[Requirement]: Search the material for the string "arrow" and copy each line where it occurs.

Chart and figure data:
=-=-=

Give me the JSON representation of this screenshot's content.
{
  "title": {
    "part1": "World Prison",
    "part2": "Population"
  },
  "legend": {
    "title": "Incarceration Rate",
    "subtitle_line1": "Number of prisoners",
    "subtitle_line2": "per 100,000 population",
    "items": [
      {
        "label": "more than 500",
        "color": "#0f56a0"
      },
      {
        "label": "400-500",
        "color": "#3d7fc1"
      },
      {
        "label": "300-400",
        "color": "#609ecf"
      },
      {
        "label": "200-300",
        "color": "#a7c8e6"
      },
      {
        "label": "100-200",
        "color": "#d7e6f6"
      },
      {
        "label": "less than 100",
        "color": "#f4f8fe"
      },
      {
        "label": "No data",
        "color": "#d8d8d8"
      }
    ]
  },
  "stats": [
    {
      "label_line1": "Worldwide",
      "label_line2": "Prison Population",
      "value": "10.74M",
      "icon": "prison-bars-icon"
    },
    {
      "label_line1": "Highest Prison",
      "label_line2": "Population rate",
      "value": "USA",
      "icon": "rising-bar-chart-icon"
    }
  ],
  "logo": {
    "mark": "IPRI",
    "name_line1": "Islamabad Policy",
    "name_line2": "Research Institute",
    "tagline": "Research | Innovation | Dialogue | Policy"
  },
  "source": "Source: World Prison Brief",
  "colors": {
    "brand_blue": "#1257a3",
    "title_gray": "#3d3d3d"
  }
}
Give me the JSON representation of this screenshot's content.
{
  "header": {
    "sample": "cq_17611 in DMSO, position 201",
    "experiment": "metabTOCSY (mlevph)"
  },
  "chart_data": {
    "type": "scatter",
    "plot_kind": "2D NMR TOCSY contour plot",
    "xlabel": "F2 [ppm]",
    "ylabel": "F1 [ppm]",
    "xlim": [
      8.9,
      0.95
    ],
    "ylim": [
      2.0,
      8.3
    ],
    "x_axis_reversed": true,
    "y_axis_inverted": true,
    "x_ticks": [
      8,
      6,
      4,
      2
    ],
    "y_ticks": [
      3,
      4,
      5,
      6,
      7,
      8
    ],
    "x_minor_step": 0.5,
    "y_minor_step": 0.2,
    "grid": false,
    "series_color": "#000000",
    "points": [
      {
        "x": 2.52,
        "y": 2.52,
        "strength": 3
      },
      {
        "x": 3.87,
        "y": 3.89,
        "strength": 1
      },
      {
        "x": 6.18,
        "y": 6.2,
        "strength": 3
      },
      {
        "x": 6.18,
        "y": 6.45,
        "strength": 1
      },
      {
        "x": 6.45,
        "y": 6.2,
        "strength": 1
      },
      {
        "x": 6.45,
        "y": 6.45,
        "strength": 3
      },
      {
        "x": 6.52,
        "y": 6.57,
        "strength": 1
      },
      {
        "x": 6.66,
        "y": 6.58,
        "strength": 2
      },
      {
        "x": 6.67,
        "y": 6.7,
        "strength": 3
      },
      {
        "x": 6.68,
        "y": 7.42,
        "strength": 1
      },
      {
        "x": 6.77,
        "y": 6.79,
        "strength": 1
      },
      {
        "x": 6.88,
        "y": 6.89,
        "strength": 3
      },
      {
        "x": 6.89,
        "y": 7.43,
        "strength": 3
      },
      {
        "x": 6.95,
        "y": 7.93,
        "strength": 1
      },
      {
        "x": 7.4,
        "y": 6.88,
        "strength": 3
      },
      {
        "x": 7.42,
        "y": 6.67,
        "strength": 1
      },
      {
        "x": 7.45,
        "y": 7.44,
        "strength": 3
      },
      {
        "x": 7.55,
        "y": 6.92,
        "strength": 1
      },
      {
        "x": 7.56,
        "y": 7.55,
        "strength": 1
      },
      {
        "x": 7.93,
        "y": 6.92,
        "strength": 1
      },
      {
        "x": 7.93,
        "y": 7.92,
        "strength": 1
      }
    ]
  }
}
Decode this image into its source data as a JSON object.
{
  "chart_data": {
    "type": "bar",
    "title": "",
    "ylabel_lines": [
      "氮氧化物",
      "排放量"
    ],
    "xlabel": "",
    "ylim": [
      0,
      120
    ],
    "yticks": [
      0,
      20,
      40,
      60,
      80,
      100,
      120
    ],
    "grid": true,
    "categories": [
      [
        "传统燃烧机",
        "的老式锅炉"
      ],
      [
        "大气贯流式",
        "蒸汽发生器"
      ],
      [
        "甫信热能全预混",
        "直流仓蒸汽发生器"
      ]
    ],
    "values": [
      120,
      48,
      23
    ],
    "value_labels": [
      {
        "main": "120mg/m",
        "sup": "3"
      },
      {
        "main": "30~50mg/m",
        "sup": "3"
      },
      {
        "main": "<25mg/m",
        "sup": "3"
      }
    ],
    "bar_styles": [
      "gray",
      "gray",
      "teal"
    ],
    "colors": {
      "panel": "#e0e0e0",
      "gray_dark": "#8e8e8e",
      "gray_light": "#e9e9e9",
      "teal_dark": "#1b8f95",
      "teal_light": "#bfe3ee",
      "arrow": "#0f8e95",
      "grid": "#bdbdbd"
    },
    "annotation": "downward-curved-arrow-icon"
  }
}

=-=-=

[Written response]:
      "arrow": "#0f8e95",
    "annotation": "downward-curved-arrow-icon"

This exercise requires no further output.